GIVEN REQUEST. Of all the lines in the material, how many include the word "rondeau"? Give only the number.

DATA SUPPLIED.
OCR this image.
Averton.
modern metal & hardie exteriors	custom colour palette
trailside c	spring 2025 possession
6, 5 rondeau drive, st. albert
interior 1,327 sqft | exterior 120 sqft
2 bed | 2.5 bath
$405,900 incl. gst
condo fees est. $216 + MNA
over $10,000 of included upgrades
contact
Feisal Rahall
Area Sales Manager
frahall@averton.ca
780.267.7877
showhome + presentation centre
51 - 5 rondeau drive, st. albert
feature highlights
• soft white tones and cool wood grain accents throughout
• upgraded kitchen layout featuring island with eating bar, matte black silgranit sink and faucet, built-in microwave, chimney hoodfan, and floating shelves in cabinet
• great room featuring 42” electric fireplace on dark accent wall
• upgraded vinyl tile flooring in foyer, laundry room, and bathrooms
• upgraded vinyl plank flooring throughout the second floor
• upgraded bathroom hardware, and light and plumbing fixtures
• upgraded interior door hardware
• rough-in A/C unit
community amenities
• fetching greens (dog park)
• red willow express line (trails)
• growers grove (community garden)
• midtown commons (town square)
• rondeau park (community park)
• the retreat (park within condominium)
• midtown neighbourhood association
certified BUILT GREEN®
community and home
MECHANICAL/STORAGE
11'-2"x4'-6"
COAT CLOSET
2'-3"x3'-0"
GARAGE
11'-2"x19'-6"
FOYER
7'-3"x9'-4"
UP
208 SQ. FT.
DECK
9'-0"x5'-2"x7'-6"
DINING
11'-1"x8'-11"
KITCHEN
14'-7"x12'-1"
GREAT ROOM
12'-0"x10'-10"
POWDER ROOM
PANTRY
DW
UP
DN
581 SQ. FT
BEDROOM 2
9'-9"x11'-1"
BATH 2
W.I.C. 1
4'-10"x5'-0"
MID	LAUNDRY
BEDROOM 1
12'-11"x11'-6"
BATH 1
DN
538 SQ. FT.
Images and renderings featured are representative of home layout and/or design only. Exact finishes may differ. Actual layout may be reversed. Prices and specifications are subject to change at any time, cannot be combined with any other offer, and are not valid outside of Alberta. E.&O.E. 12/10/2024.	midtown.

TASK SOLUTION. 3